- [Given task]:
Go through the listing and write out all of it exactly.

Data records
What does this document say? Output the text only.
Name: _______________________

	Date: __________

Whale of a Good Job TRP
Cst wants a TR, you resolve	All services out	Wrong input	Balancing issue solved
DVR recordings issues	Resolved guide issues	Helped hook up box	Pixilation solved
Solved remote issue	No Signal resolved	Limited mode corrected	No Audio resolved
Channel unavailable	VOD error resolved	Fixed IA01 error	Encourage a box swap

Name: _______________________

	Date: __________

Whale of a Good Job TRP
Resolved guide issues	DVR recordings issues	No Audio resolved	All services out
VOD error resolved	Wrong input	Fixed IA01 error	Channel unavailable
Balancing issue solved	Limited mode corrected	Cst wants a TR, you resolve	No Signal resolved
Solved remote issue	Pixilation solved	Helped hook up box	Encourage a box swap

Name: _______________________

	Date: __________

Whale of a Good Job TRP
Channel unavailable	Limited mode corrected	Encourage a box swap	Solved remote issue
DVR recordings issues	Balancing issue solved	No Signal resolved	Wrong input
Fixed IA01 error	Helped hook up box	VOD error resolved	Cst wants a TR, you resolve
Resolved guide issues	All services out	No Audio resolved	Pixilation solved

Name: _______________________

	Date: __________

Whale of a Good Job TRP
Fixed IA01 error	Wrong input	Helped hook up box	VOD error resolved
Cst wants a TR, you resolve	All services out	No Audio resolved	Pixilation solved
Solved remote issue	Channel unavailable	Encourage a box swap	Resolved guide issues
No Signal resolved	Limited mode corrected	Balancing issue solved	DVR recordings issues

- [Solution to this task]:
What does this document say? Output the text only.
Name: _______________________

	Date: __________

Whale of a Good Job TRP
Cst wants a TR, you resolve	All services out	Wrong input	Balancing issue solved
DVR recordings issues	Resolved guide issues	Helped hook up box	Pixilation solved
Solved remote issue	No Signal resolved	Limited mode corrected	No Audio resolved
Channel unavailable	VOD error resolved	Fixed IA01 error	Encourage a box swap

Name: _______________________

	Date: __________

Whale of a Good Job TRP
Resolved guide issues	DVR recordings issues	No Audio resolved	All services out
VOD error resolved	Wrong input	Fixed IA01 error	Channel unavailable
Balancing issue solved	Limited mode corrected	Cst wants a TR, you resolve	No Signal resolved
Solved remote issue	Pixilation solved	Helped hook up box	Encourage a box swap

Name: _______________________

	Date: __________

Whale of a Good Job TRP
Channel unavailable	Limited mode corrected	Encourage a box swap	Solved remote issue
DVR recordings issues	Balancing issue solved	No Signal resolved	Wrong input
Fixed IA01 error	Helped hook up box	VOD error resolved	Cst wants a TR, you resolve
Resolved guide issues	All services out	No Audio resolved	Pixilation solved

Name: _______________________

	Date: __________

Whale of a Good Job TRP
Fixed IA01 error	Wrong input	Helped hook up box	VOD error resolved
Cst wants a TR, you resolve	All services out	No Audio resolved	Pixilation solved
Solved remote issue	Channel unavailable	Encourage a box swap	Resolved guide issues
No Signal resolved	Limited mode corrected	Balancing issue solved	DVR recordings issues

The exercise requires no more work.